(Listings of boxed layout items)
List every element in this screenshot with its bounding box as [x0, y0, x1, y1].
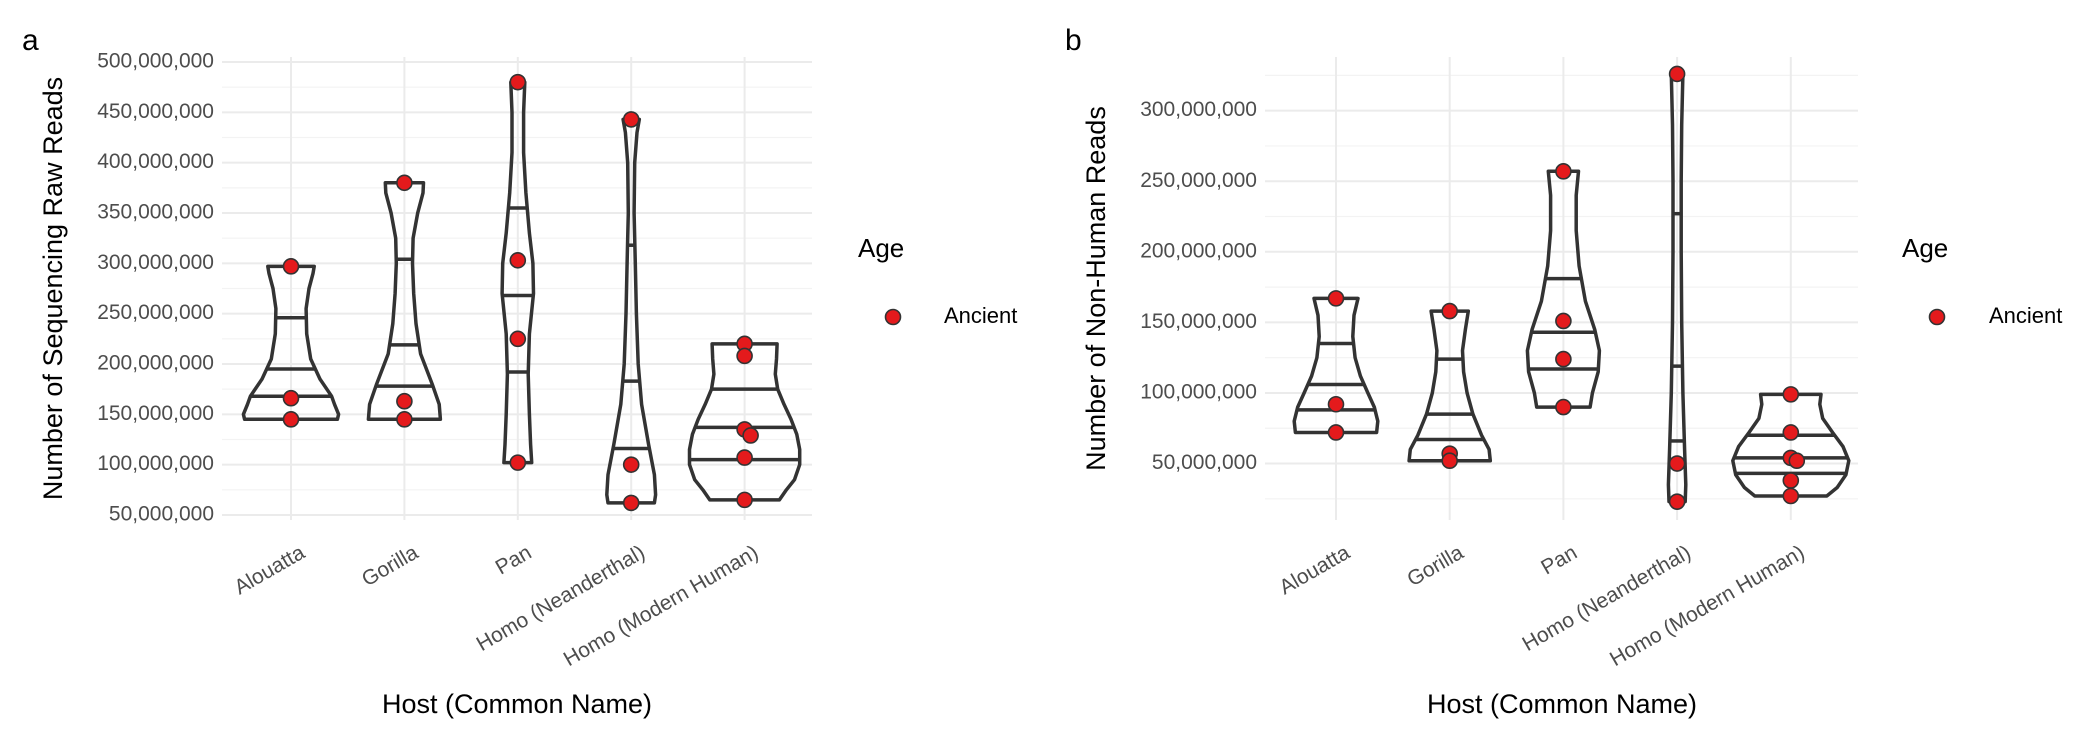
violin-alouatta	[241, 264, 341, 422]
violin-outline	[366, 181, 443, 422]
x-axis-title: Host (Common Name)	[1427, 689, 1697, 719]
legend-key	[1928, 308, 1946, 326]
x-axis-title: Host (Common Name)	[382, 689, 652, 719]
y-tick-label: 400,000,000	[97, 150, 214, 173]
data-point	[396, 174, 413, 192]
y-axis-title: Number of Non-Human Reads	[1081, 106, 1111, 471]
data-point	[1782, 487, 1800, 505]
data-point	[622, 111, 640, 128]
violin-outline	[241, 264, 341, 422]
data-point	[1555, 163, 1572, 180]
y-tick-label: 300,000,000	[1140, 98, 1257, 121]
y-tick-label: 500,000,000	[97, 50, 214, 73]
y-tick-label: 150,000,000	[97, 402, 214, 425]
y-tick-label: 100,000,000	[97, 452, 214, 475]
legend-key	[884, 308, 902, 326]
data-point	[282, 411, 300, 428]
grid	[1265, 57, 1858, 520]
legend: Age Ancient	[858, 233, 1017, 328]
data-point	[1668, 65, 1686, 83]
violin-gorilla	[366, 181, 443, 422]
data-point	[396, 411, 413, 428]
y-tick-label: 250,000,000	[1140, 169, 1257, 192]
data-point	[509, 252, 527, 269]
y-tick-label: 450,000,000	[97, 100, 214, 123]
data-point	[1555, 312, 1572, 330]
panel-tag: a	[22, 24, 39, 57]
data-point	[736, 491, 753, 509]
series-ancient	[282, 73, 759, 512]
data-point	[396, 392, 413, 410]
data-point	[1327, 424, 1345, 441]
y-tick-label: 100,000,000	[1140, 381, 1257, 404]
y-axis-title: Number of Sequencing Raw Reads	[38, 77, 68, 500]
data-point	[742, 427, 759, 444]
legend-title: Age	[1902, 233, 1948, 263]
data-point	[622, 456, 640, 473]
data-point	[1555, 398, 1572, 416]
data-point	[736, 449, 753, 466]
legend: Age Ancient	[1902, 233, 2062, 328]
y-tick-label: 300,000,000	[97, 251, 214, 274]
y-tick-label: 150,000,000	[1140, 310, 1257, 333]
violin-outline	[1292, 296, 1380, 435]
data-point	[1668, 455, 1686, 472]
data-point	[509, 454, 527, 471]
y-tick-label: 250,000,000	[97, 301, 214, 324]
data-point	[509, 330, 527, 348]
y-tick-label: 50,000,000	[1152, 451, 1257, 474]
legend-label: Ancient	[944, 303, 1017, 328]
violin-gorilla	[1407, 309, 1493, 463]
data-point	[1668, 493, 1686, 510]
y-tick-label: 200,000,000	[97, 352, 214, 375]
legend-title: Age	[858, 233, 904, 263]
data-point	[1782, 386, 1800, 403]
data-point	[509, 73, 527, 91]
y-tick-label: 350,000,000	[97, 201, 214, 224]
series-ancient	[1327, 65, 1806, 510]
violin-pan	[1525, 169, 1602, 409]
data-point	[1555, 350, 1572, 368]
data-point	[1441, 452, 1458, 470]
legend-label: Ancient	[1989, 303, 2062, 328]
data-point	[1441, 302, 1458, 320]
panel-tag: b	[1065, 24, 1082, 57]
data-point	[1782, 472, 1800, 489]
data-point	[282, 389, 300, 407]
data-point	[1327, 290, 1345, 307]
data-point	[282, 258, 300, 275]
y-tick-label: 200,000,000	[1140, 239, 1257, 262]
violin-outline	[1525, 169, 1602, 409]
y-tick-label: 50,000,000	[109, 503, 214, 526]
data-point	[622, 494, 640, 512]
violin-outline	[687, 342, 802, 502]
data-point	[1782, 424, 1800, 441]
data-point	[1327, 395, 1345, 413]
data-point	[736, 347, 753, 365]
data-point	[1788, 452, 1806, 470]
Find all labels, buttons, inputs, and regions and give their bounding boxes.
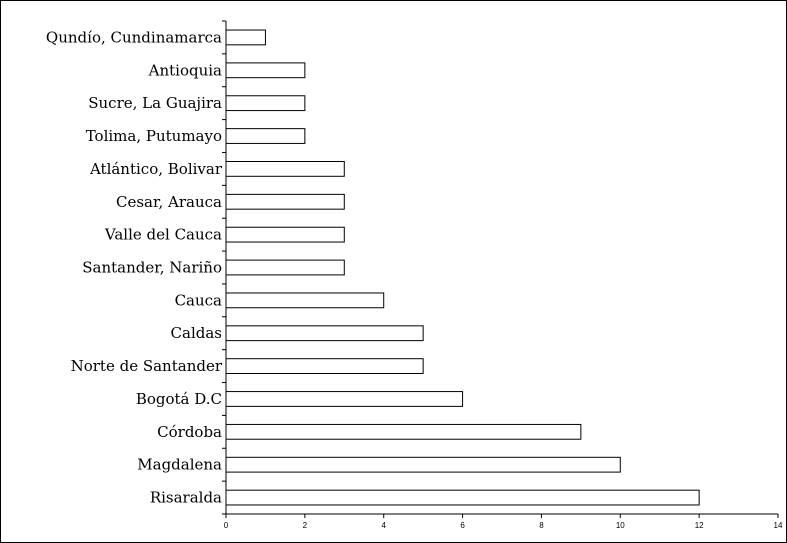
category-label: Qundío, Cundinamarca xyxy=(46,28,222,46)
category-label: Tolima, Putumayo xyxy=(86,127,222,145)
category-label: Magdalena xyxy=(137,456,222,474)
bar xyxy=(226,457,620,472)
bar xyxy=(226,424,581,439)
category-label: Bogotá D.C xyxy=(136,390,222,408)
x-tick-label: 2 xyxy=(303,521,308,530)
bar xyxy=(226,326,423,341)
category-label: Atlántico, Bolivar xyxy=(89,160,223,178)
x-tick-label: 10 xyxy=(616,521,625,530)
category-label: Santander, Nariño xyxy=(82,259,222,277)
x-tick-label: 12 xyxy=(695,521,704,530)
category-label: Norte de Santander xyxy=(71,357,223,375)
axes-group: 0 2 4 6 8 10 12 14 xyxy=(222,21,783,530)
category-label: Caldas xyxy=(171,324,222,342)
category-label: Risaralda xyxy=(150,489,222,507)
category-labels: Qundío, Cundinamarca Antioquia Sucre, La G… xyxy=(46,28,223,506)
x-tick-label: 6 xyxy=(460,521,465,530)
bar xyxy=(226,63,305,78)
category-label: Cauca xyxy=(175,291,222,309)
x-tick-label: 0 xyxy=(224,521,229,530)
bar xyxy=(226,96,305,111)
category-label: Antioquia xyxy=(148,61,222,79)
bar xyxy=(226,293,384,308)
bar xyxy=(226,194,344,209)
bar xyxy=(226,227,344,242)
category-label: Valle del Cauca xyxy=(104,226,222,244)
bar xyxy=(226,392,463,407)
bars-group xyxy=(226,30,699,505)
category-label: Cesar, Arauca xyxy=(116,193,222,211)
x-tick-label: 14 xyxy=(774,521,783,530)
bar xyxy=(226,359,423,374)
x-tick-label: 4 xyxy=(381,521,386,530)
bar xyxy=(226,30,265,45)
bar xyxy=(226,490,699,505)
category-label: Córdoba xyxy=(157,423,222,441)
bar xyxy=(226,129,305,144)
bar xyxy=(226,162,344,177)
x-tick-label: 8 xyxy=(539,521,544,530)
category-label: Sucre, La Guajira xyxy=(88,94,222,112)
bar xyxy=(226,260,344,275)
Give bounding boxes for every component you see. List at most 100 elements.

Written instruction:
Find every line above that contains the string "outline", paying attention to case, and copy each of those lines.

Complete response:
violin-outline	[366, 181, 443, 422]
violin-outline	[241, 264, 341, 422]
violin-outline	[1292, 296, 1380, 435]
violin-outline	[1525, 169, 1602, 409]
violin-outline	[687, 342, 802, 502]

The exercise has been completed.